TASK DETAILS:
Collect every line that includes the string "right".

::: INPUT :::

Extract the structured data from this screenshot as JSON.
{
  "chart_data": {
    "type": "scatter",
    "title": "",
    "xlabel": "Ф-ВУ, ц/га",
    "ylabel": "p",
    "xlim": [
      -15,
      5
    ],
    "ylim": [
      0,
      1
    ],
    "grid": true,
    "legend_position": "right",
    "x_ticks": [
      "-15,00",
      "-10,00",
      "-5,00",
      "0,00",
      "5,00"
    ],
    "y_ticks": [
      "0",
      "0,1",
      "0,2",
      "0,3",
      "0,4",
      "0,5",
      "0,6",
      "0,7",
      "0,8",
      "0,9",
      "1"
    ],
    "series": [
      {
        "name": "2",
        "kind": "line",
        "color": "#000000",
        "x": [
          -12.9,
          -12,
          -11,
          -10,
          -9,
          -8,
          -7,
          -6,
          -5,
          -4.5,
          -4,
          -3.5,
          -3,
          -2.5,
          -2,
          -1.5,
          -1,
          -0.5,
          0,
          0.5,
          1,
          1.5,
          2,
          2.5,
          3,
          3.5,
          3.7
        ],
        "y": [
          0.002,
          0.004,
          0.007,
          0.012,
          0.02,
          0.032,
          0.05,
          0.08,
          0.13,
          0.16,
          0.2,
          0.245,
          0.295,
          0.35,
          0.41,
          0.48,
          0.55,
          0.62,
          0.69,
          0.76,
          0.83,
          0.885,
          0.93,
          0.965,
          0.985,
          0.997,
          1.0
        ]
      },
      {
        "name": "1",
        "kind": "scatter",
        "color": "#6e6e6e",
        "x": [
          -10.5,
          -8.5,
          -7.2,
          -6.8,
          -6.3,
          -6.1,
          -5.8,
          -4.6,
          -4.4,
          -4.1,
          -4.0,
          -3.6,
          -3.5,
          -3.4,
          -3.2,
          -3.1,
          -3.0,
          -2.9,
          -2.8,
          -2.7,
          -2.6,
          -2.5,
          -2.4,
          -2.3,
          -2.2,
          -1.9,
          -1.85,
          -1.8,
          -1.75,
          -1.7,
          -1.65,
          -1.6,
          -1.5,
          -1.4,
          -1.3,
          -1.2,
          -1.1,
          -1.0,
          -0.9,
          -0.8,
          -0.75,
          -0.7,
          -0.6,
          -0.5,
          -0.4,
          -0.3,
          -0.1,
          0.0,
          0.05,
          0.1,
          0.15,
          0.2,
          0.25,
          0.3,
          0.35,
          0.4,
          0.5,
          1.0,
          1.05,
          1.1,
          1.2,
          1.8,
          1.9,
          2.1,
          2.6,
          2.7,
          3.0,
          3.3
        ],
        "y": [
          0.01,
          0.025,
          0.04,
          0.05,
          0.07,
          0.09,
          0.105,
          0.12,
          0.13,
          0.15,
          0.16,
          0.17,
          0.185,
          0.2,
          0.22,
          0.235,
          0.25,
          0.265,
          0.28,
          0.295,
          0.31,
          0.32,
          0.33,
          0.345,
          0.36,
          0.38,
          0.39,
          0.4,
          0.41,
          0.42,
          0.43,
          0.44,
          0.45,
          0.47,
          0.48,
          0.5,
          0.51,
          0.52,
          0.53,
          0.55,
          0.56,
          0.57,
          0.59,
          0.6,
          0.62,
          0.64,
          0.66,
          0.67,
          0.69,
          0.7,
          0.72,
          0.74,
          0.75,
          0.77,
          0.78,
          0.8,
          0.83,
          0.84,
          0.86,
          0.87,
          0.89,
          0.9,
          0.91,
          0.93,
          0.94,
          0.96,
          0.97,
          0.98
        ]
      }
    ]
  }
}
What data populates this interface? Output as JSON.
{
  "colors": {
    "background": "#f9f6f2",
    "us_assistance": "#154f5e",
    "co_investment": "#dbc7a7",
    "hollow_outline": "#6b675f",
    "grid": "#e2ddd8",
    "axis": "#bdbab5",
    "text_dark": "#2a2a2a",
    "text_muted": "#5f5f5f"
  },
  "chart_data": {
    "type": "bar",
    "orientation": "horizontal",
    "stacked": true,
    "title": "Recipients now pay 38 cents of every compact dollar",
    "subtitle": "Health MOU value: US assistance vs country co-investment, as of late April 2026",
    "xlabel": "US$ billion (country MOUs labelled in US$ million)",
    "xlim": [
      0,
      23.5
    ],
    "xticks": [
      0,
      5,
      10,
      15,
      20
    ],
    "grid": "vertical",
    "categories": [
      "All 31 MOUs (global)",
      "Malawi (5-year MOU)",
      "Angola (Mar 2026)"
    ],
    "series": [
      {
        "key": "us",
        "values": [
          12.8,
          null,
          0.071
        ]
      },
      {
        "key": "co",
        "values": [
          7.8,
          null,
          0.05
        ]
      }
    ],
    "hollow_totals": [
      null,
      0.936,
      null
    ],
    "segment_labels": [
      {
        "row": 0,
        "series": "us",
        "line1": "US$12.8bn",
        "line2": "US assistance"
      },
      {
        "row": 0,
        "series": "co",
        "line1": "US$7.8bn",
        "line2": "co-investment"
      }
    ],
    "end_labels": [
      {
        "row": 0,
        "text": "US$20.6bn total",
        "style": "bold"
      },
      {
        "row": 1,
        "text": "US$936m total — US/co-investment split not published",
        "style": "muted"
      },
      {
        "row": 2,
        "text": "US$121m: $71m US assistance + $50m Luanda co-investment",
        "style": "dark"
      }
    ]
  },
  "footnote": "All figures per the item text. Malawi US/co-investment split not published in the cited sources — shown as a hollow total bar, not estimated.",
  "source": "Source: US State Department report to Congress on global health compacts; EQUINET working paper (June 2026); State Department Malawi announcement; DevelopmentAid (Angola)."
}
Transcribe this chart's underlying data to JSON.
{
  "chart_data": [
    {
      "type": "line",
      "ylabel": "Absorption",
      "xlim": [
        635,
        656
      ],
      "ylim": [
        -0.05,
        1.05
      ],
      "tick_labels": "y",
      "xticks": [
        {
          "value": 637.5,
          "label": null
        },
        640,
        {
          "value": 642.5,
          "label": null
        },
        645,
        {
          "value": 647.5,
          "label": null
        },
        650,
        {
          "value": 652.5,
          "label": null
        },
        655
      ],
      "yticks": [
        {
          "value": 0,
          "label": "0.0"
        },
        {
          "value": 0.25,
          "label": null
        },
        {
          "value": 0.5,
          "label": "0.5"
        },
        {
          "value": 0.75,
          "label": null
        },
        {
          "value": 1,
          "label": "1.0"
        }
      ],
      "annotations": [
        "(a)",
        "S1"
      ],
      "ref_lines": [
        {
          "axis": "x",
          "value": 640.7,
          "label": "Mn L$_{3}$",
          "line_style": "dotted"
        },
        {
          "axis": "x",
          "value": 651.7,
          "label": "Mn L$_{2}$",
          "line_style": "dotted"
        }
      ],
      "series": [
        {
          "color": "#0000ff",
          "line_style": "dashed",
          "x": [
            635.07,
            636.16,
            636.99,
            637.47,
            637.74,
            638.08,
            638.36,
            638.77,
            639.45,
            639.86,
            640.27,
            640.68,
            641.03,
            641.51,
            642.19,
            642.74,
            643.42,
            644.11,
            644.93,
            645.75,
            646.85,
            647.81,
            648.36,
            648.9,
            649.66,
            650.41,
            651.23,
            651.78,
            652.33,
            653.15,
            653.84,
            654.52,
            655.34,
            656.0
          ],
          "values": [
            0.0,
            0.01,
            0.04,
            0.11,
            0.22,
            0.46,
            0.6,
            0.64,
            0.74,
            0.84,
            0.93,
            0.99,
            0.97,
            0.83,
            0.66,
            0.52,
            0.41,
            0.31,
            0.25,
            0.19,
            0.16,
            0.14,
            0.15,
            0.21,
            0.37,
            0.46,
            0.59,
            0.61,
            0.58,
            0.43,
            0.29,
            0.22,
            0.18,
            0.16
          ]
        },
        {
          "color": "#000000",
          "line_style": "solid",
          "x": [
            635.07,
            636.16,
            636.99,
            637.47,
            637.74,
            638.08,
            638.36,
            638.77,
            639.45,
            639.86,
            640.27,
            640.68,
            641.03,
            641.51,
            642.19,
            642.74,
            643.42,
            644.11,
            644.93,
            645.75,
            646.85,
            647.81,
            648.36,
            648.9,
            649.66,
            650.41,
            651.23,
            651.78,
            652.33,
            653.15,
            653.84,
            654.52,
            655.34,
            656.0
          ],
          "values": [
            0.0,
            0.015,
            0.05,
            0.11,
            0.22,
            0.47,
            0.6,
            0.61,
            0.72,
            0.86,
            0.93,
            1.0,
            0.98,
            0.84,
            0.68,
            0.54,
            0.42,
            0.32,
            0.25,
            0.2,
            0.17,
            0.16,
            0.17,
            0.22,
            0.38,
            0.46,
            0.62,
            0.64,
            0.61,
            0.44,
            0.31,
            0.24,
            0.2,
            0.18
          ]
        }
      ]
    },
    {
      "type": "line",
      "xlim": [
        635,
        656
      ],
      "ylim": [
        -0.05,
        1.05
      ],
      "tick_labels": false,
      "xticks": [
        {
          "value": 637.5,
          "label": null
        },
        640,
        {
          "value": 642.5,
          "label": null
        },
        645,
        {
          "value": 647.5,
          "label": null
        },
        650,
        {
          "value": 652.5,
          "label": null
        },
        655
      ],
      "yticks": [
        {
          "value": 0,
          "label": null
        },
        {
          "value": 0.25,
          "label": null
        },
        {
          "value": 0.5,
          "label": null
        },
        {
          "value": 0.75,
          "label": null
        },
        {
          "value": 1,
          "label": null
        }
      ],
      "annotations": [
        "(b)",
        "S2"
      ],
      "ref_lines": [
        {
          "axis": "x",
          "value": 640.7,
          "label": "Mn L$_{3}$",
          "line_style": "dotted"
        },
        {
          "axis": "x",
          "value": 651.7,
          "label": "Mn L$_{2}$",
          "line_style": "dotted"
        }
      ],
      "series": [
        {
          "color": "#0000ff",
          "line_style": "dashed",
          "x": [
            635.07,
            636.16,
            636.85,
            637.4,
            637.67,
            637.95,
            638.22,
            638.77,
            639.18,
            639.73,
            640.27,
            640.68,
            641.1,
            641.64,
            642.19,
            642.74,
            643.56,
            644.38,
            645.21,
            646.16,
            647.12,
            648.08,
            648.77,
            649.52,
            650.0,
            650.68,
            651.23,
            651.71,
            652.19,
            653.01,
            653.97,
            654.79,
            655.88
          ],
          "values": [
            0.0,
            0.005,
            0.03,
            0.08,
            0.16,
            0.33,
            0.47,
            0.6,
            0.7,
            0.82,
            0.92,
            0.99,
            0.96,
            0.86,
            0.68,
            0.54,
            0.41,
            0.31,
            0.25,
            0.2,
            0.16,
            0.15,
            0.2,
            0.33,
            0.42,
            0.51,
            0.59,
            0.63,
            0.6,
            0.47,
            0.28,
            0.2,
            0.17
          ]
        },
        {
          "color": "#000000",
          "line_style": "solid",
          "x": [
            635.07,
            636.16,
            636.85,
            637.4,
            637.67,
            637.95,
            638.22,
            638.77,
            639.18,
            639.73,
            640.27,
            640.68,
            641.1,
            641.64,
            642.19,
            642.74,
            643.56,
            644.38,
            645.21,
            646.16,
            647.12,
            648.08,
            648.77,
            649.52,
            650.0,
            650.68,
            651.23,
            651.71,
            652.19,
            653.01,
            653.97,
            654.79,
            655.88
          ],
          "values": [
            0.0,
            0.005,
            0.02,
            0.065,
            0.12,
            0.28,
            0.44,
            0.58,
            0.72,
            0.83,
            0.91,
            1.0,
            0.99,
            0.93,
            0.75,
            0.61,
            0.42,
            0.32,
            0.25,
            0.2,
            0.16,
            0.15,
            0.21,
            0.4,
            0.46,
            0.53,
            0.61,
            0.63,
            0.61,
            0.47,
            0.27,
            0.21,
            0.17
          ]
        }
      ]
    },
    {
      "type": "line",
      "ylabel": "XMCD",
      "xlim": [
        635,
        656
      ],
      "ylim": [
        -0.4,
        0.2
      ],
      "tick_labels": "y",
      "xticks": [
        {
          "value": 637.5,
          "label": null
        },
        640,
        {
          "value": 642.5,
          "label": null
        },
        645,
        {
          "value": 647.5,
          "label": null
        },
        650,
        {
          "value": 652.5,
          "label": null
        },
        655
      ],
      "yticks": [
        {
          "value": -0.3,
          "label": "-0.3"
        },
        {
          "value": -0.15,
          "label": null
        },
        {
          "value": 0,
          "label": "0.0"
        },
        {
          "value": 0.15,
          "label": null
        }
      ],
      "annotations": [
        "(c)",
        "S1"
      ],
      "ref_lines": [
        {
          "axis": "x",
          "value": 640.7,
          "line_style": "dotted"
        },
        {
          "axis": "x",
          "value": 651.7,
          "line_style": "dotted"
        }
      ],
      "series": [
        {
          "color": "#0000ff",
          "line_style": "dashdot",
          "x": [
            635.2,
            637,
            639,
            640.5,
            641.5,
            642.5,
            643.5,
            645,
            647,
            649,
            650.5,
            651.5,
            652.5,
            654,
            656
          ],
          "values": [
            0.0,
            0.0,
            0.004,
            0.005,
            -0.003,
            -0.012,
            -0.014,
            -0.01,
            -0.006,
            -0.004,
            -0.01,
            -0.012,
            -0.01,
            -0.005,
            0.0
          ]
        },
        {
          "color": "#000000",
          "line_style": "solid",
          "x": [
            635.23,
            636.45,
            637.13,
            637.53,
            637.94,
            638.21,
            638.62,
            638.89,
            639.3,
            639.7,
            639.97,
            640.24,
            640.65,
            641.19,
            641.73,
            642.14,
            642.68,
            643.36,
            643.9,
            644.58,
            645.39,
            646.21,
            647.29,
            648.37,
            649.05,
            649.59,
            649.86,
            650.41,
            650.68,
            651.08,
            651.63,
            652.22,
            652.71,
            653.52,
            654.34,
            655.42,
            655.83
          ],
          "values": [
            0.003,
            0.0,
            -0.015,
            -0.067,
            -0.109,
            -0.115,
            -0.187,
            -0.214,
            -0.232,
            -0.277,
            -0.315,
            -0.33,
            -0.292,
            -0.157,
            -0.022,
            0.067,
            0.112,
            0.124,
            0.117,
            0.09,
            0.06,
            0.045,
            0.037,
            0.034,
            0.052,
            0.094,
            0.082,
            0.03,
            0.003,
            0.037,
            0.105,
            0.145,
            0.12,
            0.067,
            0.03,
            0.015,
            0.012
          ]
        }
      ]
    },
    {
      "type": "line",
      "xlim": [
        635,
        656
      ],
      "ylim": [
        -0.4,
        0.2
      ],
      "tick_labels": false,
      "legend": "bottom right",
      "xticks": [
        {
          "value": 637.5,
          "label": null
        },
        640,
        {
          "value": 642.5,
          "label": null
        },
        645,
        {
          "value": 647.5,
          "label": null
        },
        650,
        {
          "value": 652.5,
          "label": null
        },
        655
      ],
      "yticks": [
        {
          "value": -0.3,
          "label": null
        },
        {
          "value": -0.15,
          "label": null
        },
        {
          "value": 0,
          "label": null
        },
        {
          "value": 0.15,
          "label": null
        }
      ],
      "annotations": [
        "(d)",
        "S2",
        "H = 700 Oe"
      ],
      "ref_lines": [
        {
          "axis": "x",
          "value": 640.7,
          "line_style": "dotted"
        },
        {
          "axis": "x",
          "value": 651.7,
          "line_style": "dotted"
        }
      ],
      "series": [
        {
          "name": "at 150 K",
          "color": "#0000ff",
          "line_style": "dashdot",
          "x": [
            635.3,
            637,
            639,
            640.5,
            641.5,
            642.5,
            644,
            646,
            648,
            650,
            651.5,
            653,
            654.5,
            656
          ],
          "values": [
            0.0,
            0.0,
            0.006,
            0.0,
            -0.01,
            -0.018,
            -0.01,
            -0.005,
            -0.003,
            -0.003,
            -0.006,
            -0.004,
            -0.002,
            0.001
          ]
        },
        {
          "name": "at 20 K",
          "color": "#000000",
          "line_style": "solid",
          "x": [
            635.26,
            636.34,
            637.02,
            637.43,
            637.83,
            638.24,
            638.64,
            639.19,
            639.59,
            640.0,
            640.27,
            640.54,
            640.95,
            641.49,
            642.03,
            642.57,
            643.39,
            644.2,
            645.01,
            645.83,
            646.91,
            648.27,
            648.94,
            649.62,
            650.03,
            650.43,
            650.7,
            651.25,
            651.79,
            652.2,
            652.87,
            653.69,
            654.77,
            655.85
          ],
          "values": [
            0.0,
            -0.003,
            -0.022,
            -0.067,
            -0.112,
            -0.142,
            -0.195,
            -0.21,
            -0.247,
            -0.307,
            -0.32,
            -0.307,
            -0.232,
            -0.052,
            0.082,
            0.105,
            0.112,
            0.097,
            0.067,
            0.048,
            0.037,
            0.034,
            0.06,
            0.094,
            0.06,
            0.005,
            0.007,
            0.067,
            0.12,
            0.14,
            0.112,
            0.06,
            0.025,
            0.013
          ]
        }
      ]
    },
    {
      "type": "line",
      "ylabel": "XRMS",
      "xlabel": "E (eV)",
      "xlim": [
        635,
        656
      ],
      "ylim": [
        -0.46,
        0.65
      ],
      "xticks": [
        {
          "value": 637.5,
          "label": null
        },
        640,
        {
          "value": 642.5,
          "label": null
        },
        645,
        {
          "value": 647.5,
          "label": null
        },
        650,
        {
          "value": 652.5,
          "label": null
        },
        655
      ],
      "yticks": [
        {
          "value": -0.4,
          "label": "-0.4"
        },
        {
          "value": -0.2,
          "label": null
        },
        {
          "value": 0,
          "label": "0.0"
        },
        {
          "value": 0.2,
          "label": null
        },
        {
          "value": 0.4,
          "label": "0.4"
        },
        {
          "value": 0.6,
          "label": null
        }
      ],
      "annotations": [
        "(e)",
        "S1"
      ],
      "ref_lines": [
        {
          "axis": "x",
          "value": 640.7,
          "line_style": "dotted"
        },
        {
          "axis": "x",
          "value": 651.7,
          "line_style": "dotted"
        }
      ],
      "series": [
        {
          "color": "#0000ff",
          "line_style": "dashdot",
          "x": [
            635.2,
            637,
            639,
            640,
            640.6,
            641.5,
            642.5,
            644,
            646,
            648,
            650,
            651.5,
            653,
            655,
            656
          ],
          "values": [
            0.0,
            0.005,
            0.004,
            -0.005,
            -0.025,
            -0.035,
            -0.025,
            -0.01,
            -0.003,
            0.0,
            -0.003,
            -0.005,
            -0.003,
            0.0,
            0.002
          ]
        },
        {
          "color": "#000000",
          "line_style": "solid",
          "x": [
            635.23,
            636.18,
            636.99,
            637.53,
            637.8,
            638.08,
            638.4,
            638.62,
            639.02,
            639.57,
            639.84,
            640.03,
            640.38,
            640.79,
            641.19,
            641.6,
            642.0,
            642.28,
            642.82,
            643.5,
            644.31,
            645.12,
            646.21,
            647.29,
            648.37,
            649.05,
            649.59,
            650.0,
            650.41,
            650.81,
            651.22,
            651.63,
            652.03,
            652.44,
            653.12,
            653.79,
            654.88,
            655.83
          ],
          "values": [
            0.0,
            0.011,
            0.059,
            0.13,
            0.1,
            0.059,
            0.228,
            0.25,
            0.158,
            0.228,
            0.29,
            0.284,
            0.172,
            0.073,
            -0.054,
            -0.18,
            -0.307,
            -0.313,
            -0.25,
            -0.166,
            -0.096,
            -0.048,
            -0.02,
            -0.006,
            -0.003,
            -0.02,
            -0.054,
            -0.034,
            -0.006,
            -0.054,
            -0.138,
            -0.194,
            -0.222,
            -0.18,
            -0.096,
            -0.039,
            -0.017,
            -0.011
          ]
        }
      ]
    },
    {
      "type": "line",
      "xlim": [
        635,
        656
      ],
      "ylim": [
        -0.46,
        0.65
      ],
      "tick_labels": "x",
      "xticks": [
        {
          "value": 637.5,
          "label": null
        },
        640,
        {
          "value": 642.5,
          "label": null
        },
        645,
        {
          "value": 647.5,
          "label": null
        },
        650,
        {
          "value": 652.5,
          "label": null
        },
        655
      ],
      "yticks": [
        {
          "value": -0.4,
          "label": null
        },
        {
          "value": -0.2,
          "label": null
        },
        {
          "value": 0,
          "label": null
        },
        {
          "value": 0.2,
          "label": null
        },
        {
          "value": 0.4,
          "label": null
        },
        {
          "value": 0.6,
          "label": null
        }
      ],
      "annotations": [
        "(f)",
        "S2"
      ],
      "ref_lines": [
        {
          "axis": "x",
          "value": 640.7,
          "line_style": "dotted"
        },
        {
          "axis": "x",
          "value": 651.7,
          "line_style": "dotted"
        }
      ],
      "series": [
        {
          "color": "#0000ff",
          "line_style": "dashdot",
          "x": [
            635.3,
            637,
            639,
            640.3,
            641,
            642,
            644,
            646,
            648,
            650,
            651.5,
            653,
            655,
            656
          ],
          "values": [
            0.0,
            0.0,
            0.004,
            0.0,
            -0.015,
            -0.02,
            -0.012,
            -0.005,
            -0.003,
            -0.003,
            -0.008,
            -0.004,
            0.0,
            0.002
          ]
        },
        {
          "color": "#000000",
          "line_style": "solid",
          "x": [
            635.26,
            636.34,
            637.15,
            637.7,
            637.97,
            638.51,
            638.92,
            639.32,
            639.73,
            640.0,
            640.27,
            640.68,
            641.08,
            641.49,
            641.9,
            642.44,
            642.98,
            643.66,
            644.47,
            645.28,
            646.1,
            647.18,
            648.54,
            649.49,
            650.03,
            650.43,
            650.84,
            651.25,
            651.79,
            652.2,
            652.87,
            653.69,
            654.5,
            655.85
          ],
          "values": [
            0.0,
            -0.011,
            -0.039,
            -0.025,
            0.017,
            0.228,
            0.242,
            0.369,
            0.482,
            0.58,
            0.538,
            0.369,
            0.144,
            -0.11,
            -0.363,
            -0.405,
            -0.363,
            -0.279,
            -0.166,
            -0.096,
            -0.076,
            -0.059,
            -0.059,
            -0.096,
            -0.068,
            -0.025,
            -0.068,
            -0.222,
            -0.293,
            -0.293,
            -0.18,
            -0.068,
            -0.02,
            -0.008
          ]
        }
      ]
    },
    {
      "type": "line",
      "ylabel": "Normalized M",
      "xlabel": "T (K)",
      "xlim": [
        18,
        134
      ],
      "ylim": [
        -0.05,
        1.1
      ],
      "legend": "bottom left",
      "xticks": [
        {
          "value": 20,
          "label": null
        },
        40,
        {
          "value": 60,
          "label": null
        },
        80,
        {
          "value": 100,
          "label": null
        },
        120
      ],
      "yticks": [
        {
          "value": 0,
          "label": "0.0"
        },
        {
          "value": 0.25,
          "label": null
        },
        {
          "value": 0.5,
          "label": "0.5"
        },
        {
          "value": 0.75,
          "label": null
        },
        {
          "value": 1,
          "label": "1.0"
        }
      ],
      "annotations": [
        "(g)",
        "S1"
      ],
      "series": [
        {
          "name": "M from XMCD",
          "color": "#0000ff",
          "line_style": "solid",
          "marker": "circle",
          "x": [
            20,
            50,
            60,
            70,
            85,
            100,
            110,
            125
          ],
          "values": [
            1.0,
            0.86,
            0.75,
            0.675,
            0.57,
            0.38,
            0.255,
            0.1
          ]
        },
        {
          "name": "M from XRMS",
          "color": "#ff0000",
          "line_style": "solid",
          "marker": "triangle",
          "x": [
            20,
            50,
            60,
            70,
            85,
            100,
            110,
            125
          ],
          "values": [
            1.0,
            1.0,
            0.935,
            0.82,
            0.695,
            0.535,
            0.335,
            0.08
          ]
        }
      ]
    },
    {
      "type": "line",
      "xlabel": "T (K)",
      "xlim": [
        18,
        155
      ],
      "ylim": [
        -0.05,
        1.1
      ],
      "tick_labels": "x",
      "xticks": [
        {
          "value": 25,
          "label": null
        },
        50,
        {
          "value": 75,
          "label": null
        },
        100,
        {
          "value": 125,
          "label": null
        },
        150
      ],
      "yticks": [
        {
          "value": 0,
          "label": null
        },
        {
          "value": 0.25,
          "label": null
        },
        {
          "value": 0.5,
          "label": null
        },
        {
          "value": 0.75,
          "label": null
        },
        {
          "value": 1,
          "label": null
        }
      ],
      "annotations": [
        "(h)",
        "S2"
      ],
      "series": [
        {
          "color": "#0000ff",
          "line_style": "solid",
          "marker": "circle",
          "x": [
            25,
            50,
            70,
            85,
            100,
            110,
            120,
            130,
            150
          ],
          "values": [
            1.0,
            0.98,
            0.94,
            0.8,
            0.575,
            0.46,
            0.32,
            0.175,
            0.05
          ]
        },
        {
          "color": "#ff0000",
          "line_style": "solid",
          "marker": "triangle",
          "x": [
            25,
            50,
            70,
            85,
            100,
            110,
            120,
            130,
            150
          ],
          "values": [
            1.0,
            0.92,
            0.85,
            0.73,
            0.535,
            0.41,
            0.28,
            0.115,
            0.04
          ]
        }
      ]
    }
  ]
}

:::

WRITTEN SOLUTION:
    "legend_position": "right",
      "legend": "bottom right",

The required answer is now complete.